Source material:
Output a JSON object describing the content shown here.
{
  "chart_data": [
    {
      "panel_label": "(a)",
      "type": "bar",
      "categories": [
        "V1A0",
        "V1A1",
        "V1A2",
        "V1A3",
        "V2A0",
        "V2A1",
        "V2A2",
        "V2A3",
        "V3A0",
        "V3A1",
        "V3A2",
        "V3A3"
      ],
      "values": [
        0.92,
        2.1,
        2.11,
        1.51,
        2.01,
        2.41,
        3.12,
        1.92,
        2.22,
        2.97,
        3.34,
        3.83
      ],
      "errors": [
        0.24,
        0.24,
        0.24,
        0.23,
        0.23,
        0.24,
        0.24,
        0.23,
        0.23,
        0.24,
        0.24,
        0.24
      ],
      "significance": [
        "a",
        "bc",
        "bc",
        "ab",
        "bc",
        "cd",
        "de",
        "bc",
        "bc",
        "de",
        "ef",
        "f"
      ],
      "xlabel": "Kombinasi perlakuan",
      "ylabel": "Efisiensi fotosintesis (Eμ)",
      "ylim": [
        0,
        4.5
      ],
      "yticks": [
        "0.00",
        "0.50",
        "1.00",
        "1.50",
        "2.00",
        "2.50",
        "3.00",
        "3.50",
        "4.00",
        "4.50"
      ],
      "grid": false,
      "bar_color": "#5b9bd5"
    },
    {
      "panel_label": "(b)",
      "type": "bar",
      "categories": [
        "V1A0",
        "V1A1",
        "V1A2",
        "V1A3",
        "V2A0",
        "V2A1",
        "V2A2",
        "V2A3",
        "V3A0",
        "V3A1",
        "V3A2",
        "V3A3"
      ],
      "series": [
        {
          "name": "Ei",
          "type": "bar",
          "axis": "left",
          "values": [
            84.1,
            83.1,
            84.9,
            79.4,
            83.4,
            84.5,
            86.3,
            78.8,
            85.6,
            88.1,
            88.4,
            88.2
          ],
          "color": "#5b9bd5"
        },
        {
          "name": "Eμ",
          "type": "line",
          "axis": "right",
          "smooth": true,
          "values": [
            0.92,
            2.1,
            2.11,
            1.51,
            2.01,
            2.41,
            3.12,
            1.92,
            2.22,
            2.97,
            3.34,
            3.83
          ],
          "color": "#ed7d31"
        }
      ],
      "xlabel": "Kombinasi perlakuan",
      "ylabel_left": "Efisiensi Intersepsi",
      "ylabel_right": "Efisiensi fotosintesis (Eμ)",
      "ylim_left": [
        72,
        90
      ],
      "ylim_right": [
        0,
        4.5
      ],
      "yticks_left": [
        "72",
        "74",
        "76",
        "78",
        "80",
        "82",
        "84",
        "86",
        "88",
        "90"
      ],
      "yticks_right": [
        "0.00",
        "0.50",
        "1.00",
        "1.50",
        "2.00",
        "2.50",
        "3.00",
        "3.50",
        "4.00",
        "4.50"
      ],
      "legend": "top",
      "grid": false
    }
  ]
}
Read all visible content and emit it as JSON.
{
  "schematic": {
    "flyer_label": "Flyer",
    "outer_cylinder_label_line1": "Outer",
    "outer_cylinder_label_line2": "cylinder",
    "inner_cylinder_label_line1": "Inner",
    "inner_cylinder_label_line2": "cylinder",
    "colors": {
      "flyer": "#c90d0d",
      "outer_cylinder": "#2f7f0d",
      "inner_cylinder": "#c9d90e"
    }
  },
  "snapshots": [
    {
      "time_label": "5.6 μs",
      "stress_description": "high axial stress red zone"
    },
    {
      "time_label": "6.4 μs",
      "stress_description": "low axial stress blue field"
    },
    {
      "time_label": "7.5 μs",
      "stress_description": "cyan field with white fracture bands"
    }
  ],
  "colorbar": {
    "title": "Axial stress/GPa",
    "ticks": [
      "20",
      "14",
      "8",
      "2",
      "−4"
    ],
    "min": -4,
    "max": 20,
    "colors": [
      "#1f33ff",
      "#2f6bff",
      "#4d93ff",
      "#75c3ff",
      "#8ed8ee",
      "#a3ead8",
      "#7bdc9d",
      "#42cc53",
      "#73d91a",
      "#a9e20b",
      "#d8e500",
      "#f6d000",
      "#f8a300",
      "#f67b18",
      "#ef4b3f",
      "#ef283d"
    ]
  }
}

Instruction:
Transcribe every entry exactly.

Response to the exercise:
Output a JSON object describing the content shown here.
{
  "chart_data": [
    {
      "panel_label": "(a)",
      "type": "bar",
      "categories": [
        "V1A0",
        "V1A1",
        "V1A2",
        "V1A3",
        "V2A0",
        "V2A1",
        "V2A2",
        "V2A3",
        "V3A0",
        "V3A1",
        "V3A2",
        "V3A3"
      ],
      "values": [
        0.92,
        2.1,
        2.11,
        1.51,
        2.01,
        2.41,
        3.12,
        1.92,
        2.22,
        2.97,
        3.34,
        3.83
      ],
      "errors": [
        0.24,
        0.24,
        0.24,
        0.23,
        0.23,
        0.24,
        0.24,
        0.23,
        0.23,
        0.24,
        0.24,
        0.24
      ],
      "significance": [
        "a",
        "bc",
        "bc",
        "ab",
        "bc",
        "cd",
        "de",
        "bc",
        "bc",
        "de",
        "ef",
        "f"
      ],
      "xlabel": "Kombinasi perlakuan",
      "ylabel": "Efisiensi fotosintesis (Eμ)",
      "ylim": [
        0,
        4.5
      ],
      "yticks": [
        "0.00",
        "0.50",
        "1.00",
        "1.50",
        "2.00",
        "2.50",
        "3.00",
        "3.50",
        "4.00",
        "4.50"
      ],
      "grid": false,
      "bar_color": "#5b9bd5"
    },
    {
      "panel_label": "(b)",
      "type": "bar",
      "categories": [
        "V1A0",
        "V1A1",
        "V1A2",
        "V1A3",
        "V2A0",
        "V2A1",
        "V2A2",
        "V2A3",
        "V3A0",
        "V3A1",
        "V3A2",
        "V3A3"
      ],
      "series": [
        {
          "name": "Ei",
          "type": "bar",
          "axis": "left",
          "values": [
            84.1,
            83.1,
            84.9,
            79.4,
            83.4,
            84.5,
            86.3,
            78.8,
            85.6,
            88.1,
            88.4,
            88.2
          ],
          "color": "#5b9bd5"
        },
        {
          "name": "Eμ",
          "type": "line",
          "axis": "right",
          "smooth": true,
          "values": [
            0.92,
            2.1,
            2.11,
            1.51,
            2.01,
            2.41,
            3.12,
            1.92,
            2.22,
            2.97,
            3.34,
            3.83
          ],
          "color": "#ed7d31"
        }
      ],
      "xlabel": "Kombinasi perlakuan",
      "ylabel_left": "Efisiensi Intersepsi",
      "ylabel_right": "Efisiensi fotosintesis (Eμ)",
      "ylim_left": [
        72,
        90
      ],
      "ylim_right": [
        0,
        4.5
      ],
      "yticks_left": [
        "72",
        "74",
        "76",
        "78",
        "80",
        "82",
        "84",
        "86",
        "88",
        "90"
      ],
      "yticks_right": [
        "0.00",
        "0.50",
        "1.00",
        "1.50",
        "2.00",
        "2.50",
        "3.00",
        "3.50",
        "4.00",
        "4.50"
      ],
      "legend": "top",
      "grid": false
    }
  ]
}
Read all visible content and emit it as JSON.
{
  "schematic": {
    "flyer_label": "Flyer",
    "outer_cylinder_label_line1": "Outer",
    "outer_cylinder_label_line2": "cylinder",
    "inner_cylinder_label_line1": "Inner",
    "inner_cylinder_label_line2": "cylinder",
    "colors": {
      "flyer": "#c90d0d",
      "outer_cylinder": "#2f7f0d",
      "inner_cylinder": "#c9d90e"
    }
  },
  "snapshots": [
    {
      "time_label": "5.6 μs",
      "stress_description": "high axial stress red zone"
    },
    {
      "time_label": "6.4 μs",
      "stress_description": "low axial stress blue field"
    },
    {
      "time_label": "7.5 μs",
      "stress_description": "cyan field with white fracture bands"
    }
  ],
  "colorbar": {
    "title": "Axial stress/GPa",
    "ticks": [
      "20",
      "14",
      "8",
      "2",
      "−4"
    ],
    "min": -4,
    "max": 20,
    "colors": [
      "#1f33ff",
      "#2f6bff",
      "#4d93ff",
      "#75c3ff",
      "#8ed8ee",
      "#a3ead8",
      "#7bdc9d",
      "#42cc53",
      "#73d91a",
      "#a9e20b",
      "#d8e500",
      "#f6d000",
      "#f8a300",
      "#f67b18",
      "#ef4b3f",
      "#ef283d"
    ]
  }
}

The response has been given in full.